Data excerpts
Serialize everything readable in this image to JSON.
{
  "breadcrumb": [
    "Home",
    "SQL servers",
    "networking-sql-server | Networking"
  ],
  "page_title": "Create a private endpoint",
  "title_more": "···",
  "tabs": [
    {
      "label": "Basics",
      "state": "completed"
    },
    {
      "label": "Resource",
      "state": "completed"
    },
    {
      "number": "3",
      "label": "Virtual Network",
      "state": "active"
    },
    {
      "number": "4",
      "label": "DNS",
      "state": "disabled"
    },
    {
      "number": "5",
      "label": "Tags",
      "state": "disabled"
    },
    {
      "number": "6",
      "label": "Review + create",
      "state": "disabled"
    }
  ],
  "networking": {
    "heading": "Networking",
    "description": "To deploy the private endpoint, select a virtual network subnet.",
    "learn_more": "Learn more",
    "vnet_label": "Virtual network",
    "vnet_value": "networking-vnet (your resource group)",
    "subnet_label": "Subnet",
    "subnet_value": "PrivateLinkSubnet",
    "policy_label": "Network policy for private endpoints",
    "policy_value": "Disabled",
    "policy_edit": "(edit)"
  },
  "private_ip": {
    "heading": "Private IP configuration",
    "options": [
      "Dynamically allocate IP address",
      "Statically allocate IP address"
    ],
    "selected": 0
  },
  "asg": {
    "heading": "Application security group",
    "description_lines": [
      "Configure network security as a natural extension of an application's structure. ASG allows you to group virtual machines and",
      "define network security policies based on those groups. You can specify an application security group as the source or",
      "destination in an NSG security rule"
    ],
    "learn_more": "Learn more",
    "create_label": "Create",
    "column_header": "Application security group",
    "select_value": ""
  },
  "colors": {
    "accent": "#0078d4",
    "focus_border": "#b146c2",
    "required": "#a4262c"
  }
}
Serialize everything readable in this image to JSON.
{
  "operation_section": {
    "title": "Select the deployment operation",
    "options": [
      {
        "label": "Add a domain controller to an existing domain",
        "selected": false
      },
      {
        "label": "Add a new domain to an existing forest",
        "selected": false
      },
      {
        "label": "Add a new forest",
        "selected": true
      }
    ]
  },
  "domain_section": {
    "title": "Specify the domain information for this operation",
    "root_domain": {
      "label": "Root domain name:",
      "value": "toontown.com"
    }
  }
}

**Written task**
Copy every line exactly. Leave nothing out.

**The result**
Serialize everything readable in this image to JSON.
{
  "breadcrumb": [
    "Home",
    "SQL servers",
    "networking-sql-server | Networking"
  ],
  "page_title": "Create a private endpoint",
  "title_more": "···",
  "tabs": [
    {
      "label": "Basics",
      "state": "completed"
    },
    {
      "label": "Resource",
      "state": "completed"
    },
    {
      "number": "3",
      "label": "Virtual Network",
      "state": "active"
    },
    {
      "number": "4",
      "label": "DNS",
      "state": "disabled"
    },
    {
      "number": "5",
      "label": "Tags",
      "state": "disabled"
    },
    {
      "number": "6",
      "label": "Review + create",
      "state": "disabled"
    }
  ],
  "networking": {
    "heading": "Networking",
    "description": "To deploy the private endpoint, select a virtual network subnet.",
    "learn_more": "Learn more",
    "vnet_label": "Virtual network",
    "vnet_value": "networking-vnet (your resource group)",
    "subnet_label": "Subnet",
    "subnet_value": "PrivateLinkSubnet",
    "policy_label": "Network policy for private endpoints",
    "policy_value": "Disabled",
    "policy_edit": "(edit)"
  },
  "private_ip": {
    "heading": "Private IP configuration",
    "options": [
      "Dynamically allocate IP address",
      "Statically allocate IP address"
    ],
    "selected": 0
  },
  "asg": {
    "heading": "Application security group",
    "description_lines": [
      "Configure network security as a natural extension of an application's structure. ASG allows you to group virtual machines and",
      "define network security policies based on those groups. You can specify an application security group as the source or",
      "destination in an NSG security rule"
    ],
    "learn_more": "Learn more",
    "create_label": "Create",
    "column_header": "Application security group",
    "select_value": ""
  },
  "colors": {
    "accent": "#0078d4",
    "focus_border": "#b146c2",
    "required": "#a4262c"
  }
}
Serialize everything readable in this image to JSON.
{
  "operation_section": {
    "title": "Select the deployment operation",
    "options": [
      {
        "label": "Add a domain controller to an existing domain",
        "selected": false
      },
      {
        "label": "Add a new domain to an existing forest",
        "selected": false
      },
      {
        "label": "Add a new forest",
        "selected": true
      }
    ]
  },
  "domain_section": {
    "title": "Specify the domain information for this operation",
    "root_domain": {
      "label": "Root domain name:",
      "value": "toontown.com"
    }
  }
}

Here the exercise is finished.